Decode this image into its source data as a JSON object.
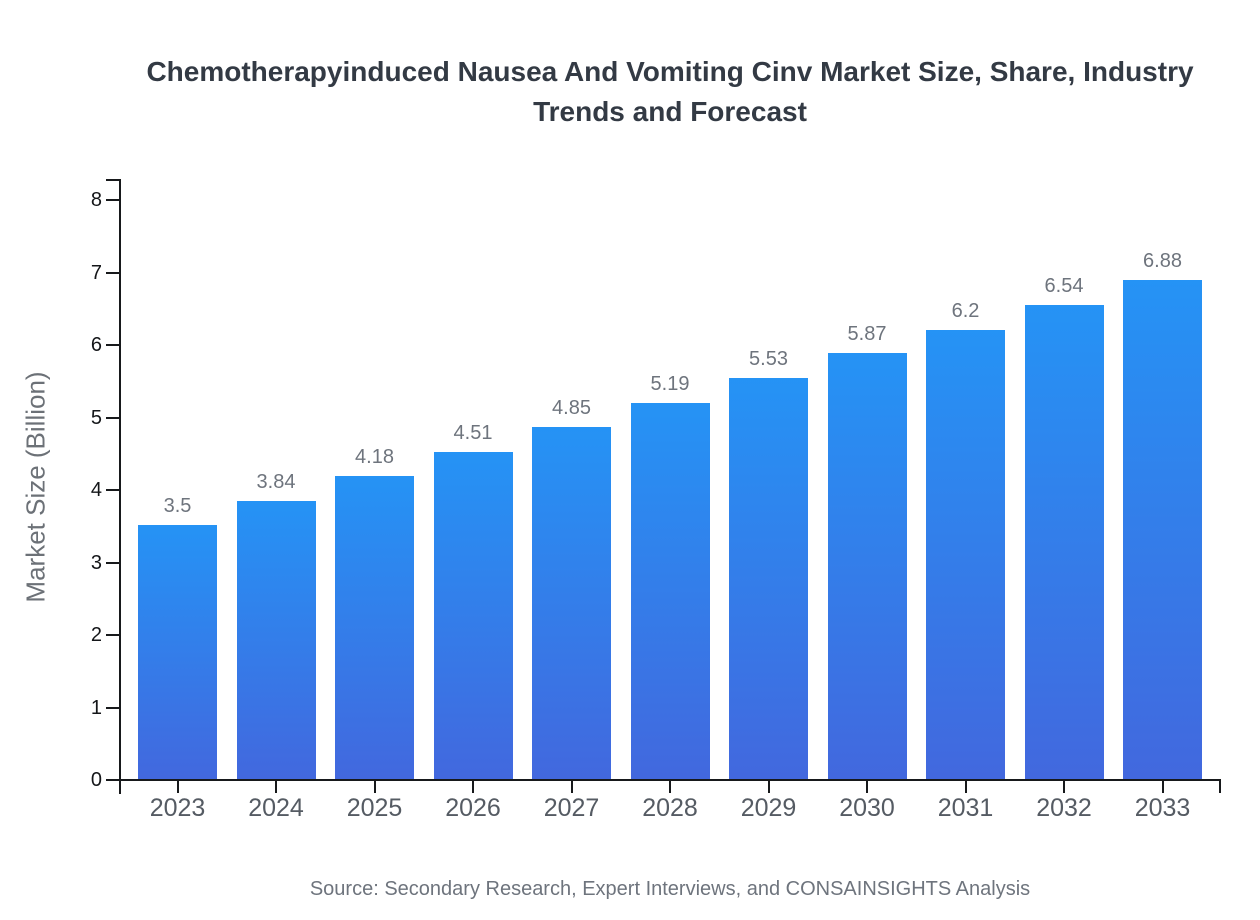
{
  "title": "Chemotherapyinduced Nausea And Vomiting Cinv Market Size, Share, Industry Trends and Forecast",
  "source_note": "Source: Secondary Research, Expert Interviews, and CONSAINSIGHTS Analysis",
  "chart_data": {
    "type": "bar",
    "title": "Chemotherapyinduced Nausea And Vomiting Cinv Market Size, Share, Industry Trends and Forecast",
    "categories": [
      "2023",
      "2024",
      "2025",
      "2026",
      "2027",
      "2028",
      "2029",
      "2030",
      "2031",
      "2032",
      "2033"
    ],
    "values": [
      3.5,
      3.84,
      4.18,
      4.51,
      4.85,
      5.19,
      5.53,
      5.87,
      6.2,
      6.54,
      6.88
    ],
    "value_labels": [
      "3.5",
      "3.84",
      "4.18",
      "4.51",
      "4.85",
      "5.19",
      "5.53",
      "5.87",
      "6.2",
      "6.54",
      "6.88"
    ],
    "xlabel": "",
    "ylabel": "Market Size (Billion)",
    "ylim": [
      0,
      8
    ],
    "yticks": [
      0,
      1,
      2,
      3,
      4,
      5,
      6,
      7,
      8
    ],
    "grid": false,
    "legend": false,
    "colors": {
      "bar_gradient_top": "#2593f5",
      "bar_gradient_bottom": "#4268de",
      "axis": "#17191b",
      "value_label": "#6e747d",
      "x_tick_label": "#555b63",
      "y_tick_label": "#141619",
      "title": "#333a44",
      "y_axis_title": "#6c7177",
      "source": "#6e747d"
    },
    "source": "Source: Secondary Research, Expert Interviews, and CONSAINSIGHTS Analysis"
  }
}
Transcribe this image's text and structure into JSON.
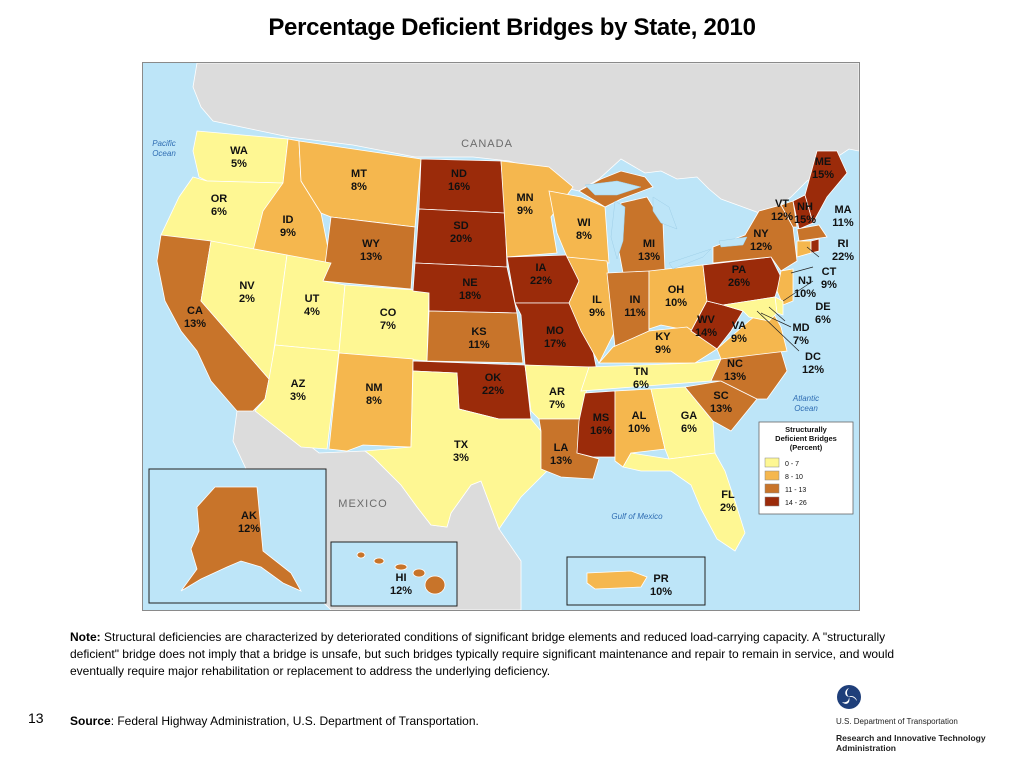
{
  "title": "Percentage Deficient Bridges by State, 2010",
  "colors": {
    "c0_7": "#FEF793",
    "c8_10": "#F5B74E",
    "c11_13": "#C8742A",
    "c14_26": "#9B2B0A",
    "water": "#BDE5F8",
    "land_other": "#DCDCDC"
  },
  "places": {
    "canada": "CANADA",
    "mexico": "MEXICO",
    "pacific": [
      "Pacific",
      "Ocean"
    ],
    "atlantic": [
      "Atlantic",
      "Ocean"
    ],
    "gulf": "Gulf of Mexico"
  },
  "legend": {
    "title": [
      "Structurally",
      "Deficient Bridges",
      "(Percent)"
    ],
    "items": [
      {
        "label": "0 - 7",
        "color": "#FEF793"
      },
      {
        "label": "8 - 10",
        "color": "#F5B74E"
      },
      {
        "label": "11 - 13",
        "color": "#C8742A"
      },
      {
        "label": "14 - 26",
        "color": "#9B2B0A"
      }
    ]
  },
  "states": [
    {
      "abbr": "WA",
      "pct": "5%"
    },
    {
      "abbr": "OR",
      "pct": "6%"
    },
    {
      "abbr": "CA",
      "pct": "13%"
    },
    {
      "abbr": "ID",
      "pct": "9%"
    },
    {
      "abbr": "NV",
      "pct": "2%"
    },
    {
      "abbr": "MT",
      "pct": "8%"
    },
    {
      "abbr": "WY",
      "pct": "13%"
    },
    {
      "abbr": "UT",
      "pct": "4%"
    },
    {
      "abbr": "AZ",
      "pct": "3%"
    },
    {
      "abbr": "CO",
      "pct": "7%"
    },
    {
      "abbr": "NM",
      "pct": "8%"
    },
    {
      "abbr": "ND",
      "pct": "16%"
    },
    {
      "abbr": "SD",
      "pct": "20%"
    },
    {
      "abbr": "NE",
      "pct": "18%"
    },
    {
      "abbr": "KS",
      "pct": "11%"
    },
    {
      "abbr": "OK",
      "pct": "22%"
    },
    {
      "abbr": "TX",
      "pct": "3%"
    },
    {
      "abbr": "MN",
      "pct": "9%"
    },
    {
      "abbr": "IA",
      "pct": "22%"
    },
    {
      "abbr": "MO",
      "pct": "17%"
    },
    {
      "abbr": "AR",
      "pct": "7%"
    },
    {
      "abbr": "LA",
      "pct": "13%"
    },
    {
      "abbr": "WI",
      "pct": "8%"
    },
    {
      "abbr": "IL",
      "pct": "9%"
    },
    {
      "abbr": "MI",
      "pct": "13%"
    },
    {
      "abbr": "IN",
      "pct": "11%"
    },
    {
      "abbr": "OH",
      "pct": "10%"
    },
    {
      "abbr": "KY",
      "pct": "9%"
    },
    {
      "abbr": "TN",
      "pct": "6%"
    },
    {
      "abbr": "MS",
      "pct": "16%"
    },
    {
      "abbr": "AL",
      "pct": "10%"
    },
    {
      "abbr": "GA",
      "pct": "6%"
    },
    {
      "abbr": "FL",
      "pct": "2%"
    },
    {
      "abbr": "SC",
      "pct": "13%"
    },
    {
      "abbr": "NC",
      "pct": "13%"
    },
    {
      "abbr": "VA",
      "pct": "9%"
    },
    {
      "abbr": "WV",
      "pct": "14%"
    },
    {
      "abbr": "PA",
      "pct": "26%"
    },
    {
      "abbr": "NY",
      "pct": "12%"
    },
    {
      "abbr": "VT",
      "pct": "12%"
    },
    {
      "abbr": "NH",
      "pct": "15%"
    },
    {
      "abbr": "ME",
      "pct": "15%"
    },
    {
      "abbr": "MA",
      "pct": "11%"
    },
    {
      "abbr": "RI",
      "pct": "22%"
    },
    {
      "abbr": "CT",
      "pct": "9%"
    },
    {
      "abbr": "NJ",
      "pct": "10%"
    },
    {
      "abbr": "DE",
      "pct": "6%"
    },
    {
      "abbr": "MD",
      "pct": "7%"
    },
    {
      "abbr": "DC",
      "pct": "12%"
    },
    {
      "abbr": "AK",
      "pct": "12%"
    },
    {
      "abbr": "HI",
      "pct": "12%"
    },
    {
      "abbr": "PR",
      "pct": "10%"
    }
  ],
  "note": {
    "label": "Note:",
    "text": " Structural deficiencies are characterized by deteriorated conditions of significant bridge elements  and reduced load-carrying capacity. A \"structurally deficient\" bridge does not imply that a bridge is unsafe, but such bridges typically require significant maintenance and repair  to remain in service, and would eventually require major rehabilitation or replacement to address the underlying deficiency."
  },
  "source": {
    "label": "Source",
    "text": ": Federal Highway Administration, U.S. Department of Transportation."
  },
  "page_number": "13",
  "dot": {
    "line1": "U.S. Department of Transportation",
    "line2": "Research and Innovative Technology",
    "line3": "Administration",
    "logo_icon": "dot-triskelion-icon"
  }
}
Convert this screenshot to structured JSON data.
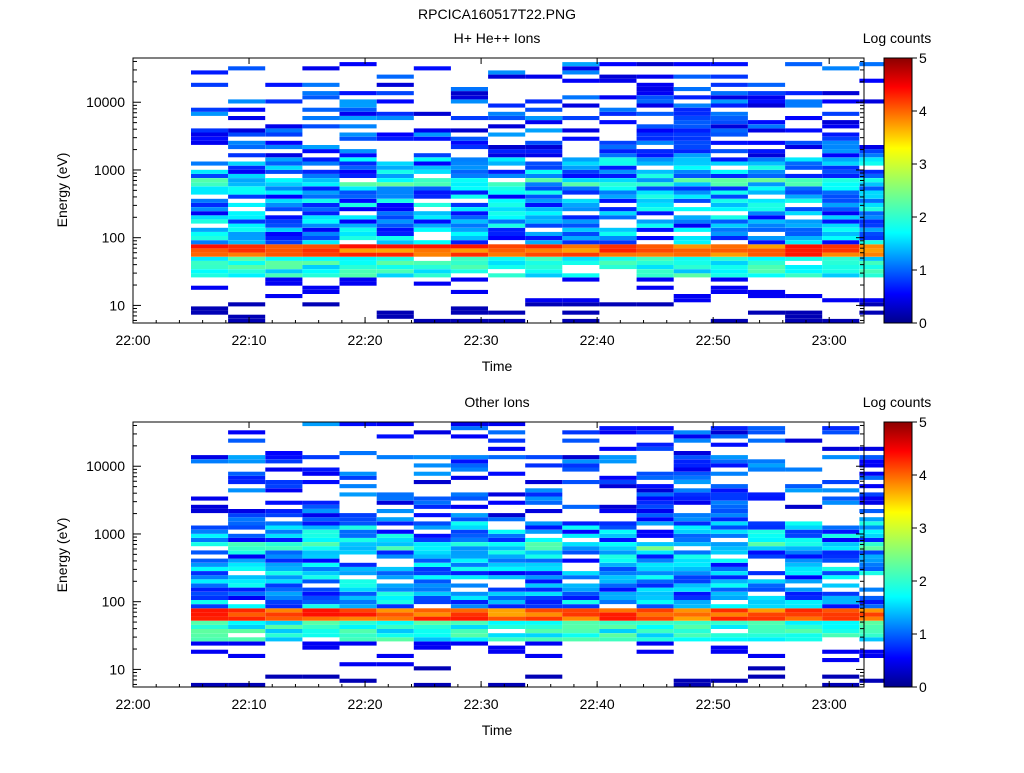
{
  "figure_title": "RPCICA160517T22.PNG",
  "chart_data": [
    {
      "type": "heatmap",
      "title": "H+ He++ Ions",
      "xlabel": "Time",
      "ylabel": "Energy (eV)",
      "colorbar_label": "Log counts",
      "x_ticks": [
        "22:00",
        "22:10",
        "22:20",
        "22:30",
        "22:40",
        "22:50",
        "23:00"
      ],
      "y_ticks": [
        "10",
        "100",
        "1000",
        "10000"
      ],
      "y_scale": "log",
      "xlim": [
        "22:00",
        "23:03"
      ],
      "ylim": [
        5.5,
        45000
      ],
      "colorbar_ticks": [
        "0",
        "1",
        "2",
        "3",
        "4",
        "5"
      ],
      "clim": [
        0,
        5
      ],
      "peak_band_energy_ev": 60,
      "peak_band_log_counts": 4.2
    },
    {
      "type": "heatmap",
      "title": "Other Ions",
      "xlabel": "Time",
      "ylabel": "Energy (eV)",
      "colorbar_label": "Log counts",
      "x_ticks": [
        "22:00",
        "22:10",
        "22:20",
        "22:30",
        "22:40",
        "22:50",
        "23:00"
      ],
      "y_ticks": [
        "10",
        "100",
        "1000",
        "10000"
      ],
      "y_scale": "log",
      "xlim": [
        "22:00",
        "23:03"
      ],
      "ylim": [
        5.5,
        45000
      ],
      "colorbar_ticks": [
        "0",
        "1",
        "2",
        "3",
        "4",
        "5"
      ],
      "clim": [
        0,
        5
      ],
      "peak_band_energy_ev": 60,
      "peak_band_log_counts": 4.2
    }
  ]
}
--- --- ---
▶ [TASK TO COMPLETE]
List each line of the entries that holds the string "into".

▶ [THE RESPONSE]
Decode this image into its source data as a JSON object.
Transcribe this image's text and structure into JSON.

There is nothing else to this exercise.